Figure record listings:
— Start —
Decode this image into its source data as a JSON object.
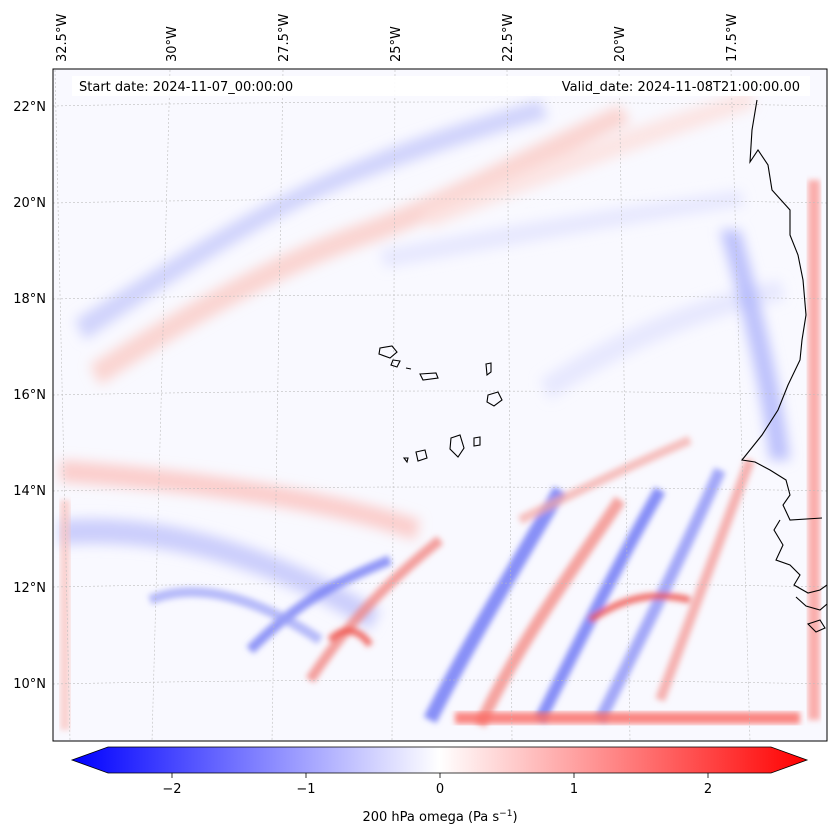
{
  "map": {
    "lon_ticks": [
      "32.5°W",
      "30°W",
      "27.5°W",
      "25°W",
      "22.5°W",
      "20°W",
      "17.5°W"
    ],
    "lat_ticks": [
      "22°N",
      "20°N",
      "18°N",
      "16°N",
      "14°N",
      "12°N",
      "10°N"
    ],
    "start_date": "Start date: 2024-11-07_00:00:00",
    "valid_date": "Valid_date: 2024-11-08T21:00:00.00",
    "colors": {
      "negative": "#0000ff",
      "zero": "#ffffff",
      "positive": "#ff0000",
      "coast": "#000000",
      "grid": "#bdbdbd"
    },
    "field_features": [
      {
        "sign": "negative",
        "desc": "ascending band"
      },
      {
        "sign": "positive",
        "desc": "descending band"
      }
    ]
  },
  "colorbar": {
    "ticks": [
      "−2",
      "−1",
      "0",
      "1",
      "2"
    ],
    "tick_values": [
      -2,
      -1,
      0,
      1,
      2
    ],
    "range": [
      -2.5,
      2.5
    ],
    "label": "200 hPa omega (Pa s",
    "label_sup": "−1",
    "label_close": ")"
  }
}
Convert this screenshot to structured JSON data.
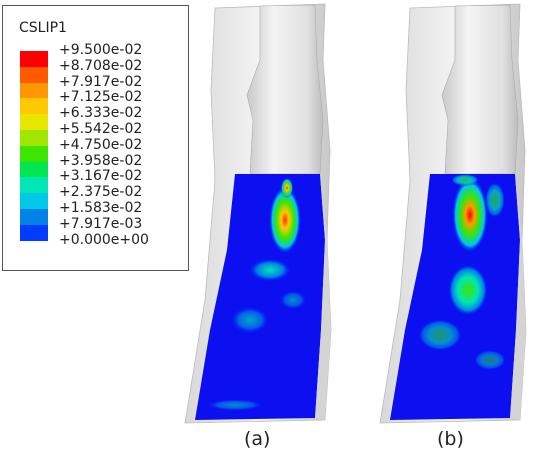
{
  "legend": {
    "title": "CSLIP1",
    "entries": [
      {
        "label": "+9.500e-02",
        "color": "#ff0000"
      },
      {
        "label": "+8.708e-02",
        "color": "#ff5a00"
      },
      {
        "label": "+7.917e-02",
        "color": "#ff9800"
      },
      {
        "label": "+7.125e-02",
        "color": "#ffc800"
      },
      {
        "label": "+6.333e-02",
        "color": "#e6e600"
      },
      {
        "label": "+5.542e-02",
        "color": "#a0e600"
      },
      {
        "label": "+4.750e-02",
        "color": "#3ce600"
      },
      {
        "label": "+3.958e-02",
        "color": "#00e650"
      },
      {
        "label": "+3.167e-02",
        "color": "#00e6b4"
      },
      {
        "label": "+2.375e-02",
        "color": "#00c8e6"
      },
      {
        "label": "+1.583e-02",
        "color": "#0082e6"
      },
      {
        "label": "+7.917e-03",
        "color": "#003cff"
      },
      {
        "label": "+0.000e+00",
        "color": "#0000ff"
      }
    ]
  },
  "panels": [
    {
      "label": "(a)"
    },
    {
      "label": "(b)"
    }
  ]
}
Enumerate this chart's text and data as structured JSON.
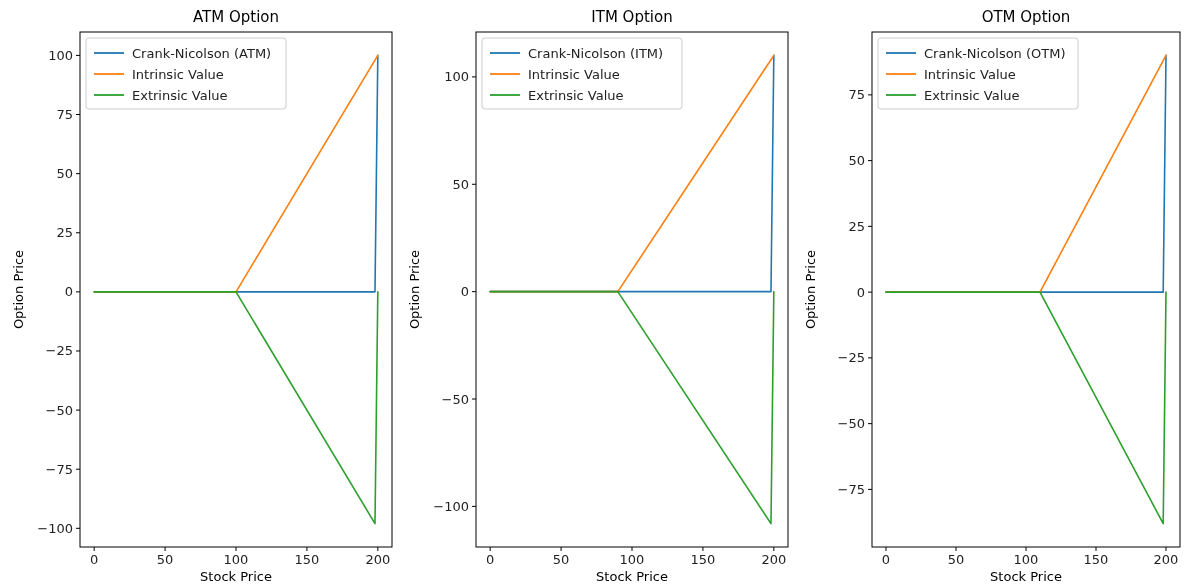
{
  "chart_data": [
    {
      "type": "line",
      "title": "ATM Option",
      "xlabel": "Stock Price",
      "ylabel": "Option Price",
      "x": [
        0,
        100,
        198,
        200
      ],
      "xlim": [
        -10,
        210
      ],
      "xticks": [
        0,
        50,
        100,
        150,
        200
      ],
      "ylim": [
        -107.9,
        109.9
      ],
      "yticks": [
        -100,
        -75,
        -50,
        -25,
        0,
        25,
        50,
        75,
        100
      ],
      "legend": "top left",
      "series": [
        {
          "name": "Crank-Nicolson (ATM)",
          "color": "#1f77b4",
          "values": [
            0,
            0,
            0,
            100
          ]
        },
        {
          "name": "Intrinsic Value",
          "color": "#ff7f0e",
          "values": [
            0,
            0,
            98,
            100
          ]
        },
        {
          "name": "Extrinsic Value",
          "color": "#2ca02c",
          "values": [
            0,
            0,
            -98,
            0
          ]
        }
      ]
    },
    {
      "type": "line",
      "title": "ITM Option",
      "xlabel": "Stock Price",
      "ylabel": "Option Price",
      "x": [
        0,
        90,
        198,
        200
      ],
      "xlim": [
        -10,
        210
      ],
      "xticks": [
        0,
        50,
        100,
        150,
        200
      ],
      "ylim": [
        -118.9,
        120.9
      ],
      "yticks": [
        -100,
        -50,
        0,
        50,
        100
      ],
      "legend": "top left",
      "series": [
        {
          "name": "Crank-Nicolson (ITM)",
          "color": "#1f77b4",
          "values": [
            0,
            0,
            0,
            110
          ]
        },
        {
          "name": "Intrinsic Value",
          "color": "#ff7f0e",
          "values": [
            0,
            0,
            108,
            110
          ]
        },
        {
          "name": "Extrinsic Value",
          "color": "#2ca02c",
          "values": [
            0,
            0,
            -108,
            0
          ]
        }
      ]
    },
    {
      "type": "line",
      "title": "OTM Option",
      "xlabel": "Stock Price",
      "ylabel": "Option Price",
      "x": [
        0,
        110,
        198,
        200
      ],
      "xlim": [
        -10,
        210
      ],
      "xticks": [
        0,
        50,
        100,
        150,
        200
      ],
      "ylim": [
        -96.9,
        98.9
      ],
      "yticks": [
        -75,
        -50,
        -25,
        0,
        25,
        50,
        75
      ],
      "legend": "top left",
      "series": [
        {
          "name": "Crank-Nicolson (OTM)",
          "color": "#1f77b4",
          "values": [
            0,
            0,
            0,
            90
          ]
        },
        {
          "name": "Intrinsic Value",
          "color": "#ff7f0e",
          "values": [
            0,
            0,
            88,
            90
          ]
        },
        {
          "name": "Extrinsic Value",
          "color": "#2ca02c",
          "values": [
            0,
            0,
            -88,
            0
          ]
        }
      ]
    }
  ]
}
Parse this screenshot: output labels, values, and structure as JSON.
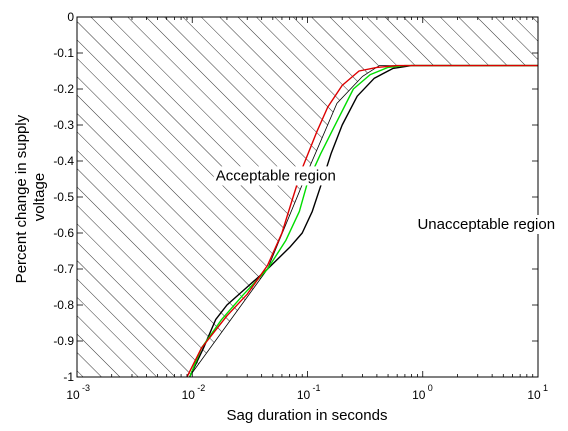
{
  "chart_data": {
    "type": "line",
    "title": "",
    "xlabel": "Sag duration in seconds",
    "ylabel_lines": [
      "Percent change in supply",
      "voltage"
    ],
    "xscale": "log",
    "xlim": [
      0.001,
      10
    ],
    "ylim": [
      -1,
      0
    ],
    "x_ticks": [
      {
        "value": 0.001,
        "base": "10",
        "exp": "-3"
      },
      {
        "value": 0.01,
        "base": "10",
        "exp": "-2"
      },
      {
        "value": 0.1,
        "base": "10",
        "exp": "-1"
      },
      {
        "value": 1,
        "base": "10",
        "exp": "0"
      },
      {
        "value": 10,
        "base": "10",
        "exp": "1"
      }
    ],
    "y_ticks": [
      {
        "value": 0,
        "label": "0"
      },
      {
        "value": -0.1,
        "label": "-0.1"
      },
      {
        "value": -0.2,
        "label": "-0.2"
      },
      {
        "value": -0.3,
        "label": "-0.3"
      },
      {
        "value": -0.4,
        "label": "-0.4"
      },
      {
        "value": -0.5,
        "label": "-0.5"
      },
      {
        "value": -0.6,
        "label": "-0.6"
      },
      {
        "value": -0.7,
        "label": "-0.7"
      },
      {
        "value": -0.8,
        "label": "-0.8"
      },
      {
        "value": -0.9,
        "label": "-0.9"
      },
      {
        "value": -1,
        "label": "-1"
      }
    ],
    "grid": false,
    "annotations": {
      "acceptable": {
        "text": "Acceptable region",
        "x": 0.016,
        "y": -0.44
      },
      "unacceptable": {
        "text": "Unacceptable region",
        "x": 0.9,
        "y": -0.575
      }
    },
    "hatched_region": {
      "boundary": [
        {
          "x": 0.0094,
          "y": -1.0
        },
        {
          "x": 0.045,
          "y": -0.7
        },
        {
          "x": 0.1,
          "y": -0.43
        },
        {
          "x": 0.18,
          "y": -0.24
        },
        {
          "x": 0.3,
          "y": -0.165
        },
        {
          "x": 0.42,
          "y": -0.135
        },
        {
          "x": 10,
          "y": -0.135
        }
      ]
    },
    "series": [
      {
        "color": "#000000",
        "points": [
          {
            "x": 0.0095,
            "y": -1.0
          },
          {
            "x": 0.0125,
            "y": -0.92
          },
          {
            "x": 0.016,
            "y": -0.84
          },
          {
            "x": 0.02,
            "y": -0.8
          },
          {
            "x": 0.03,
            "y": -0.75
          },
          {
            "x": 0.045,
            "y": -0.7
          },
          {
            "x": 0.07,
            "y": -0.64
          },
          {
            "x": 0.09,
            "y": -0.6
          },
          {
            "x": 0.11,
            "y": -0.54
          },
          {
            "x": 0.13,
            "y": -0.47
          },
          {
            "x": 0.16,
            "y": -0.38
          },
          {
            "x": 0.2,
            "y": -0.3
          },
          {
            "x": 0.27,
            "y": -0.22
          },
          {
            "x": 0.38,
            "y": -0.17
          },
          {
            "x": 0.55,
            "y": -0.143
          },
          {
            "x": 0.8,
            "y": -0.135
          },
          {
            "x": 10,
            "y": -0.135
          }
        ]
      },
      {
        "color": "#00dd00",
        "points": [
          {
            "x": 0.0095,
            "y": -1.0
          },
          {
            "x": 0.012,
            "y": -0.92
          },
          {
            "x": 0.018,
            "y": -0.84
          },
          {
            "x": 0.028,
            "y": -0.77
          },
          {
            "x": 0.045,
            "y": -0.7
          },
          {
            "x": 0.065,
            "y": -0.62
          },
          {
            "x": 0.085,
            "y": -0.54
          },
          {
            "x": 0.1,
            "y": -0.46
          },
          {
            "x": 0.13,
            "y": -0.38
          },
          {
            "x": 0.18,
            "y": -0.29
          },
          {
            "x": 0.25,
            "y": -0.2
          },
          {
            "x": 0.35,
            "y": -0.16
          },
          {
            "x": 0.5,
            "y": -0.14
          },
          {
            "x": 0.7,
            "y": -0.135
          },
          {
            "x": 10,
            "y": -0.135
          }
        ]
      },
      {
        "color": "#dd0000",
        "points": [
          {
            "x": 0.009,
            "y": -1.0
          },
          {
            "x": 0.012,
            "y": -0.92
          },
          {
            "x": 0.02,
            "y": -0.83
          },
          {
            "x": 0.03,
            "y": -0.77
          },
          {
            "x": 0.045,
            "y": -0.69
          },
          {
            "x": 0.06,
            "y": -0.6
          },
          {
            "x": 0.075,
            "y": -0.5
          },
          {
            "x": 0.09,
            "y": -0.42
          },
          {
            "x": 0.12,
            "y": -0.32
          },
          {
            "x": 0.15,
            "y": -0.25
          },
          {
            "x": 0.2,
            "y": -0.19
          },
          {
            "x": 0.28,
            "y": -0.15
          },
          {
            "x": 0.4,
            "y": -0.14
          },
          {
            "x": 0.6,
            "y": -0.135
          },
          {
            "x": 10,
            "y": -0.135
          }
        ]
      }
    ]
  }
}
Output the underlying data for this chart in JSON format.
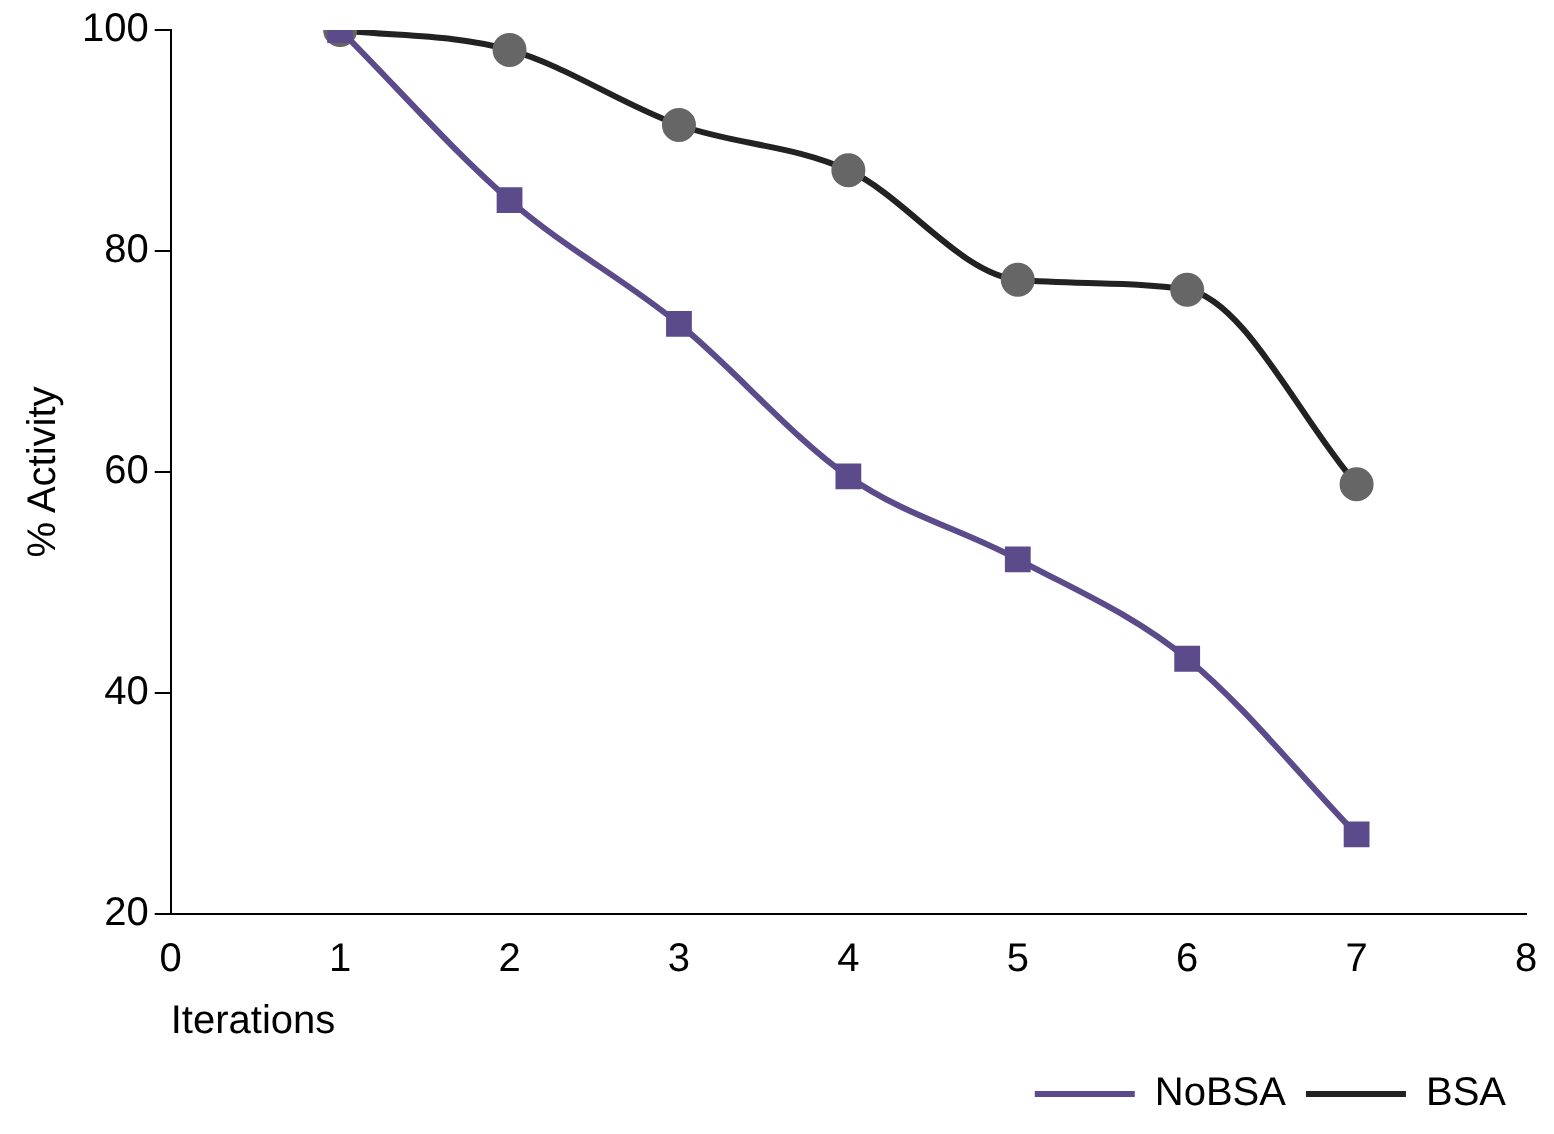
— End —
Written request:
Among these entries, how many lines include the string "JSON"? Reply with the number by itself.

Output of the task:
5